• [What to do] Work out how many lines have "JSON" in them. Give only that number.
# START OF Material to process
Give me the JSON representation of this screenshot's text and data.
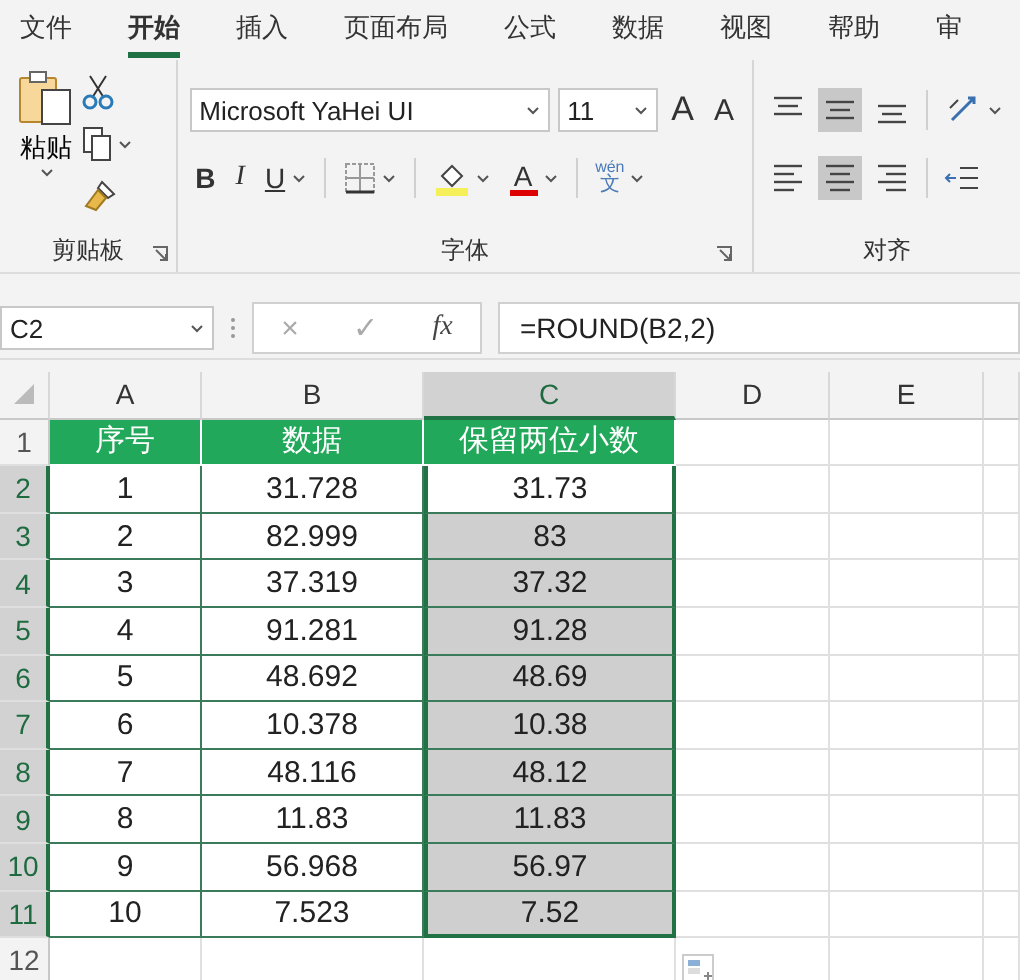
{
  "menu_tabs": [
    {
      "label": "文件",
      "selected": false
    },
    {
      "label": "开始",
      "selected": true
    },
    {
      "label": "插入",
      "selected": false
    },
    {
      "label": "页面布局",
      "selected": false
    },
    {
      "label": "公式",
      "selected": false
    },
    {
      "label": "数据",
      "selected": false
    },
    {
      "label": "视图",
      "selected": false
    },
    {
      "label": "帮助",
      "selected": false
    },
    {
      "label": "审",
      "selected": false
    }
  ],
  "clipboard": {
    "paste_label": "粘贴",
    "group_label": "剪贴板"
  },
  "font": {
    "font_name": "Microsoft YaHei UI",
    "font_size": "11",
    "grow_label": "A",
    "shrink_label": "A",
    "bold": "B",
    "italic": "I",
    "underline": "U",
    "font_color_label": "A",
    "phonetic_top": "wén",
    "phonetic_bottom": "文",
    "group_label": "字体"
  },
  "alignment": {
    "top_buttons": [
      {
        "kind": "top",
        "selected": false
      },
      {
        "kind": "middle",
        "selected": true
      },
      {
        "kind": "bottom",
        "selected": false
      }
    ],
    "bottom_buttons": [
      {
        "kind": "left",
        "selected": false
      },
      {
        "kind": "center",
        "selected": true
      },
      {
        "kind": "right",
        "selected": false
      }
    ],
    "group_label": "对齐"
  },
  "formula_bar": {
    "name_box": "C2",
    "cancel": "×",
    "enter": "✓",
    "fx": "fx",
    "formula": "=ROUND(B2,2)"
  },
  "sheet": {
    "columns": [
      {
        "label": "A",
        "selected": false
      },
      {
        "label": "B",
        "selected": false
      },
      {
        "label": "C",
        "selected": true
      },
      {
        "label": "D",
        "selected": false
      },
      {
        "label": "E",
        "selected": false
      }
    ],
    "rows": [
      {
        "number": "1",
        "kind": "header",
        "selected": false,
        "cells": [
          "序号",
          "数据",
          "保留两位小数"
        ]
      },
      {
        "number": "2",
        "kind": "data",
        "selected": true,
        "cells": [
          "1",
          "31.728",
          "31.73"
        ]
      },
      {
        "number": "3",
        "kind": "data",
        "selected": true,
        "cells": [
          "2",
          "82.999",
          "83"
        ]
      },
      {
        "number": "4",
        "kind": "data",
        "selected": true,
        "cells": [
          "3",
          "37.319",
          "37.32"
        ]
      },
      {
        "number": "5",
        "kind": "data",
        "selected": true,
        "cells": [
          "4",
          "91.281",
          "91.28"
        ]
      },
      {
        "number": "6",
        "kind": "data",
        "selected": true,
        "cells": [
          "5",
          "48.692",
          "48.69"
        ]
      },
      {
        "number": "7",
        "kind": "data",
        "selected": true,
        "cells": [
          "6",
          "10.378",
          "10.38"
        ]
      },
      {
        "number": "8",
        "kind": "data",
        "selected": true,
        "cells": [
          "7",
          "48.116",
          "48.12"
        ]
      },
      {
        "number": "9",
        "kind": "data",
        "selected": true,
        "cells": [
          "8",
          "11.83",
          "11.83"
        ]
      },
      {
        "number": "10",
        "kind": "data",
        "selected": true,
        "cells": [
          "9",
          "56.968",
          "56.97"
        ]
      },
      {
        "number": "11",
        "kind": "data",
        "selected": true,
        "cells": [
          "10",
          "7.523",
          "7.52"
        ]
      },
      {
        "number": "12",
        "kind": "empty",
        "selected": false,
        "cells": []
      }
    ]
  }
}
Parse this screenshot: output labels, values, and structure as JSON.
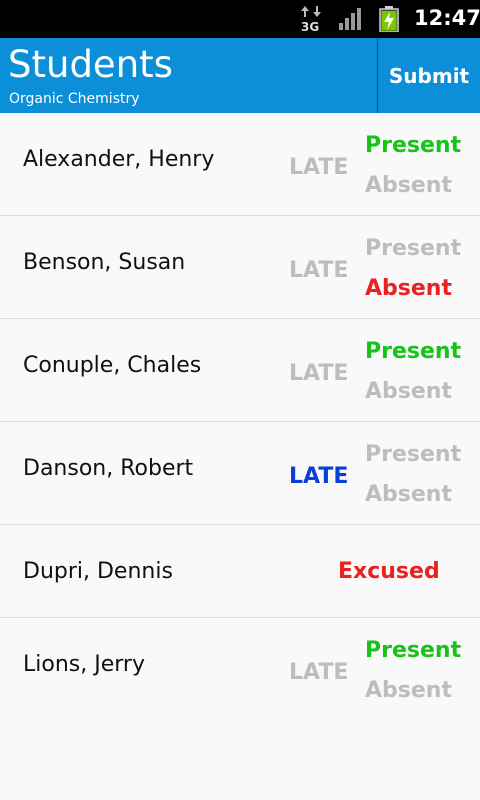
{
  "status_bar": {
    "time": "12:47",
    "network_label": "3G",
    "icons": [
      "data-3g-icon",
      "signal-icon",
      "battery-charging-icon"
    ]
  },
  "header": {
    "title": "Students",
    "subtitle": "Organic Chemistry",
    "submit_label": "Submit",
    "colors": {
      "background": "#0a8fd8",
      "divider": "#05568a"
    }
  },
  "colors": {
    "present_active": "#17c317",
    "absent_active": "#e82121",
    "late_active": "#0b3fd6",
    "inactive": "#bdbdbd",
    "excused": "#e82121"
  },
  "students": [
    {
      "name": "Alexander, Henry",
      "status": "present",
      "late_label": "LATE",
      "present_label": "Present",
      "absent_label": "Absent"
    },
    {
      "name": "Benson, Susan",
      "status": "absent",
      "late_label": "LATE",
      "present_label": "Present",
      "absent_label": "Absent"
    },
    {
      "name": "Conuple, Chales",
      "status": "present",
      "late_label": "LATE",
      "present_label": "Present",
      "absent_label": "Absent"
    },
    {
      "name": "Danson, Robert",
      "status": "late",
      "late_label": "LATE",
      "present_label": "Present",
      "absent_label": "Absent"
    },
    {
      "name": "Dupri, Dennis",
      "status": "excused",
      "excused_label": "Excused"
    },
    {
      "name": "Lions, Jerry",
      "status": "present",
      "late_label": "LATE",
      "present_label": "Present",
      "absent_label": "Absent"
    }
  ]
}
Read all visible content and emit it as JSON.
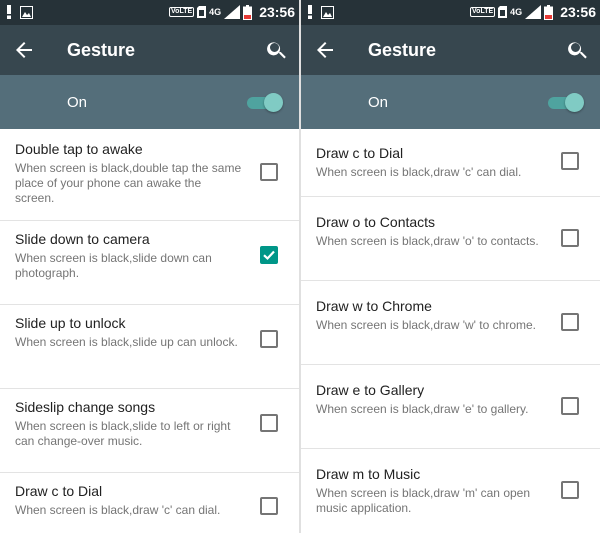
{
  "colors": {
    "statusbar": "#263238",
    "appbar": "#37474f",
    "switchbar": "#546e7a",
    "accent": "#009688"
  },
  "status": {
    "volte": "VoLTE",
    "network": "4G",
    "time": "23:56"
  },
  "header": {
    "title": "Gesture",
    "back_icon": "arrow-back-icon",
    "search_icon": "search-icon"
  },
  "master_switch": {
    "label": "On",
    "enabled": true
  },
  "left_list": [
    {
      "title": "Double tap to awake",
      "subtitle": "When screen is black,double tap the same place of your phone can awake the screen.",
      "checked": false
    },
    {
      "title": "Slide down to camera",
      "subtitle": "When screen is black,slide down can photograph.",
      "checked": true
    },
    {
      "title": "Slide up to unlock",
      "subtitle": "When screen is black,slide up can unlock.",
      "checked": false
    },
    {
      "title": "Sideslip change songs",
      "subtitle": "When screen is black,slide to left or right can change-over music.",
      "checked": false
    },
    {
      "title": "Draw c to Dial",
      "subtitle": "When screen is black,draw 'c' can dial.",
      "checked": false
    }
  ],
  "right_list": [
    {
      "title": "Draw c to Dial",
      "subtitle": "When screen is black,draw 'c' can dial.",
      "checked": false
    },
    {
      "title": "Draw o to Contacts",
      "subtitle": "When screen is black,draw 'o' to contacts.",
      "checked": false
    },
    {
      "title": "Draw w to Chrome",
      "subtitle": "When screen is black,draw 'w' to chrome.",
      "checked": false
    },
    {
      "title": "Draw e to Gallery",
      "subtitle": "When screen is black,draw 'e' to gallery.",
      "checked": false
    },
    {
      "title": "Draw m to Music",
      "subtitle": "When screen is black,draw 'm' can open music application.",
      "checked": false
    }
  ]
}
# END OF Material to process
• [Answer to the exercise] 3